To do = Scan the entries below for the word "fichiers". Copy each line that has it.

Extracted material =
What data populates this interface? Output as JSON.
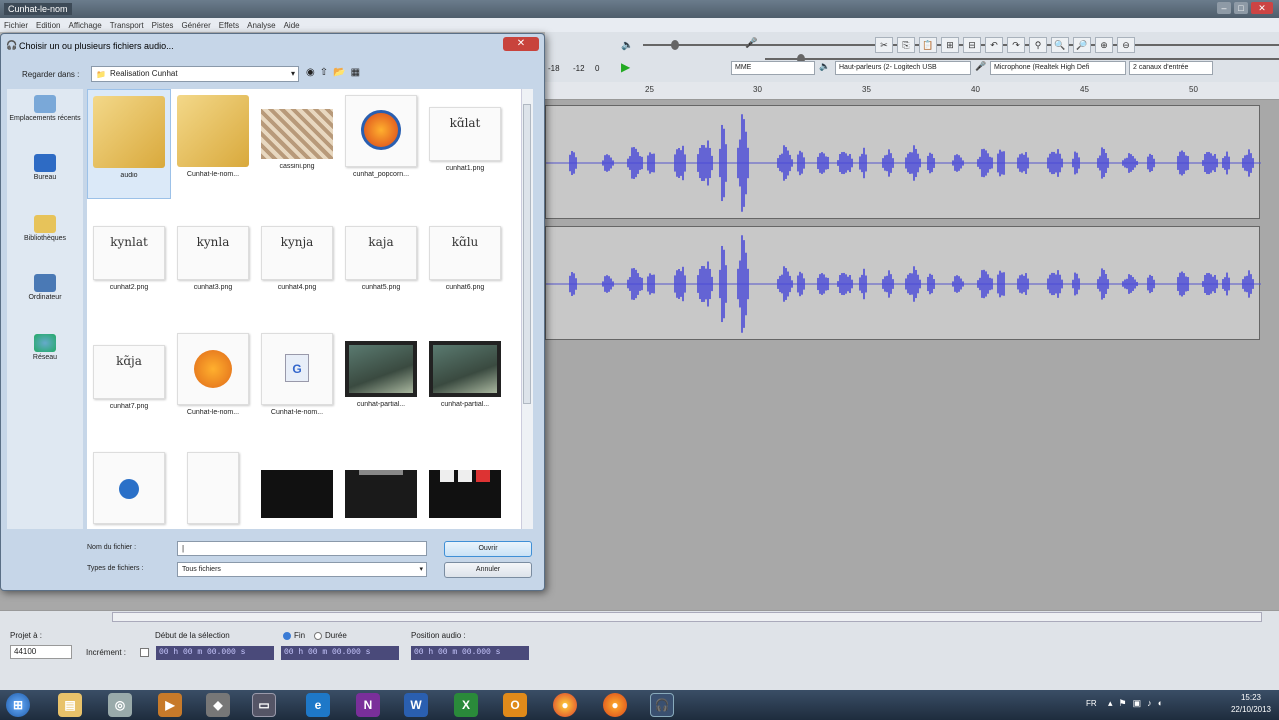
{
  "app": {
    "title": "Cunhat-le-nom",
    "menu": [
      "Fichier",
      "Edition",
      "Affichage",
      "Transport",
      "Pistes",
      "Générer",
      "Effets",
      "Analyse",
      "Aide"
    ],
    "wincontrols": [
      "–",
      "□",
      "✕"
    ]
  },
  "toolbar": {
    "host_value": "MME",
    "playback_device": "Haut-parleurs (2- Logitech USB",
    "recording_device": "Microphone (Realtek High Defi",
    "channels": "2 canaux d'entrée",
    "meter_left": "-18",
    "meter_right": "-12",
    "meter_last": "0"
  },
  "ruler": {
    "ticks": [
      "25",
      "30",
      "35",
      "40",
      "45",
      "50"
    ]
  },
  "dialog": {
    "title": "Choisir un ou plusieurs fichiers audio...",
    "look_in_label": "Regarder dans :",
    "look_in_value": "Realisation Cunhat",
    "places": [
      "Emplacements récents",
      "Bureau",
      "Bibliothèques",
      "Ordinateur",
      "Réseau"
    ],
    "files": [
      {
        "name": "audio",
        "kind": "folder"
      },
      {
        "name": "Cunhat-le-nom...",
        "kind": "folder"
      },
      {
        "name": "cassini.png",
        "kind": "map"
      },
      {
        "name": "cunhat_popcorn...",
        "kind": "firefox"
      },
      {
        "name": "cunhat1.png",
        "kind": "doc",
        "text": "kɑ̃lat"
      },
      {
        "name": "cunhat2.png",
        "kind": "doc",
        "text": "kynlat"
      },
      {
        "name": "cunhat3.png",
        "kind": "doc",
        "text": "kynla"
      },
      {
        "name": "cunhat4.png",
        "kind": "doc",
        "text": "kynja"
      },
      {
        "name": "cunhat5.png",
        "kind": "doc",
        "text": "kaja"
      },
      {
        "name": "cunhat6.png",
        "kind": "doc",
        "text": "kɑ̃lu"
      },
      {
        "name": "cunhat7.png",
        "kind": "doc",
        "text": "kɑ̃ja"
      },
      {
        "name": "Cunhat-le-nom...",
        "kind": "audacity"
      },
      {
        "name": "Cunhat-le-nom...",
        "kind": "gdoc"
      },
      {
        "name": "cunhat-partial...",
        "kind": "video"
      },
      {
        "name": "cunhat-partial...",
        "kind": "video"
      },
      {
        "name": "",
        "kind": "ie-doc"
      },
      {
        "name": "",
        "kind": "blank"
      },
      {
        "name": "",
        "kind": "black"
      },
      {
        "name": "",
        "kind": "black2"
      },
      {
        "name": "",
        "kind": "black3"
      }
    ],
    "filename_label": "Nom du fichier :",
    "filename_value": "|",
    "filetype_label": "Types de fichiers :",
    "filetype_value": "Tous fichiers",
    "open_label": "Ouvrir",
    "cancel_label": "Annuler"
  },
  "bottom": {
    "project_rate_label": "Projet à :",
    "project_rate_value": "44100",
    "snap_label": "Incrément :",
    "selection_start_label": "Début de la sélection",
    "end_label": "Fin",
    "length_label": "Durée",
    "audio_position_label": "Position audio :",
    "time1": "00 h 00 m 00.000 s",
    "time2": "00 h 00 m 00.000 s",
    "time3": "00 h 00 m 00.000 s"
  },
  "taskbar": {
    "lang": "FR",
    "time": "15:23",
    "date": "22/10/2013"
  }
}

Result =
    "title": "Choisir un ou plusieurs fichiers audio...",
    "filetype_label": "Types de fichiers :",
    "filetype_value": "Tous fichiers",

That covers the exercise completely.